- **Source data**
----------------------------------------

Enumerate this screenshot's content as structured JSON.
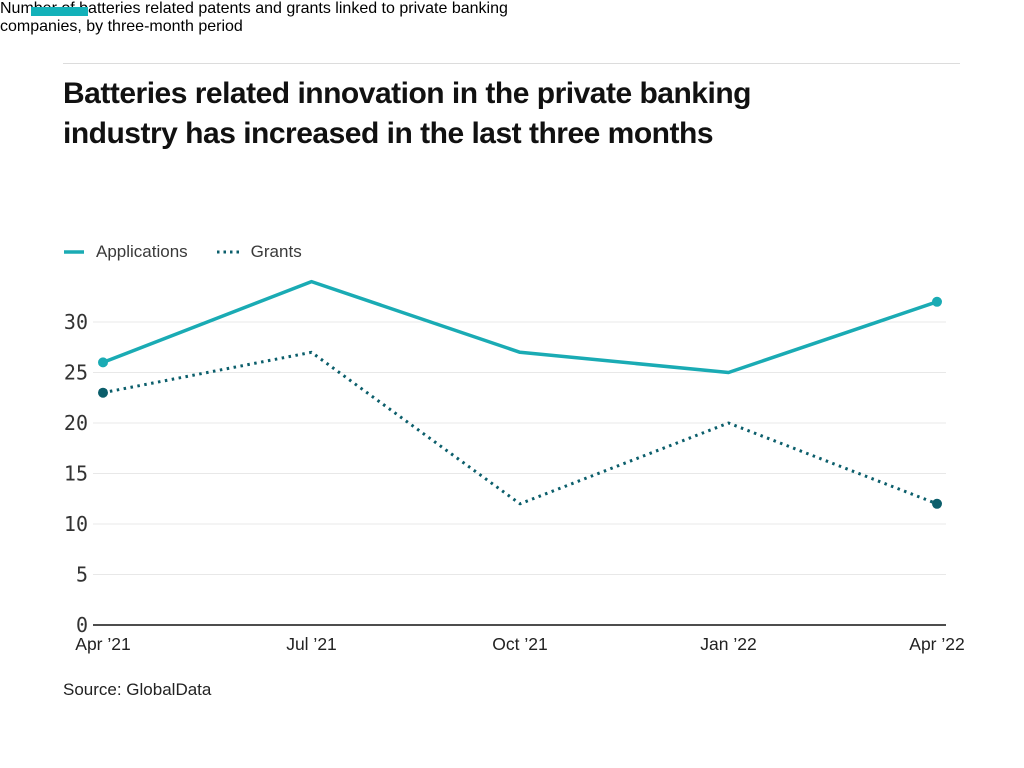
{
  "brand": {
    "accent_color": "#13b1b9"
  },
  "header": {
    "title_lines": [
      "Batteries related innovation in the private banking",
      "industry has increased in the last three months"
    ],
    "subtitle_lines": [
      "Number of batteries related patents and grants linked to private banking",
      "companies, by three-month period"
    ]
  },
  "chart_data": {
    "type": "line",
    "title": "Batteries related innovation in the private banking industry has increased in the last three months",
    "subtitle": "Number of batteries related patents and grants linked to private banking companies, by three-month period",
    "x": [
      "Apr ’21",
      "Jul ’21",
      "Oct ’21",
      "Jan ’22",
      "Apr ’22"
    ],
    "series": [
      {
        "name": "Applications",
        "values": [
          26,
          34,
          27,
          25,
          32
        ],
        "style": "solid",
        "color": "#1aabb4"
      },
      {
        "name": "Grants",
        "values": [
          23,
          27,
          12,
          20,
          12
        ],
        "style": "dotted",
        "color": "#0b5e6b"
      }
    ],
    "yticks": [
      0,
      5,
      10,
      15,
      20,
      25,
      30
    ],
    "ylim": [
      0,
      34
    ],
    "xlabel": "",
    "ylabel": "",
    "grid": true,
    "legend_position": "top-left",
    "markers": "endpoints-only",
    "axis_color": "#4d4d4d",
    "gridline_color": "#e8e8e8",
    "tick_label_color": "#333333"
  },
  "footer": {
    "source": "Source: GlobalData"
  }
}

----------------------------------------

- **REQUIREMENTS**
Exactly as written, return every line of the listing, but not the pictures.

- **COMPLETE OUTPUT**
Enumerate this screenshot's content as structured JSON.
{
  "brand": {
    "accent_color": "#13b1b9"
  },
  "header": {
    "title_lines": [
      "Batteries related innovation in the private banking",
      "industry has increased in the last three months"
    ],
    "subtitle_lines": [
      "Number of batteries related patents and grants linked to private banking",
      "companies, by three-month period"
    ]
  },
  "chart_data": {
    "type": "line",
    "title": "Batteries related innovation in the private banking industry has increased in the last three months",
    "subtitle": "Number of batteries related patents and grants linked to private banking companies, by three-month period",
    "x": [
      "Apr ’21",
      "Jul ’21",
      "Oct ’21",
      "Jan ’22",
      "Apr ’22"
    ],
    "series": [
      {
        "name": "Applications",
        "values": [
          26,
          34,
          27,
          25,
          32
        ],
        "style": "solid",
        "color": "#1aabb4"
      },
      {
        "name": "Grants",
        "values": [
          23,
          27,
          12,
          20,
          12
        ],
        "style": "dotted",
        "color": "#0b5e6b"
      }
    ],
    "yticks": [
      0,
      5,
      10,
      15,
      20,
      25,
      30
    ],
    "ylim": [
      0,
      34
    ],
    "xlabel": "",
    "ylabel": "",
    "grid": true,
    "legend_position": "top-left",
    "markers": "endpoints-only",
    "axis_color": "#4d4d4d",
    "gridline_color": "#e8e8e8",
    "tick_label_color": "#333333"
  },
  "footer": {
    "source": "Source: GlobalData"
  }
}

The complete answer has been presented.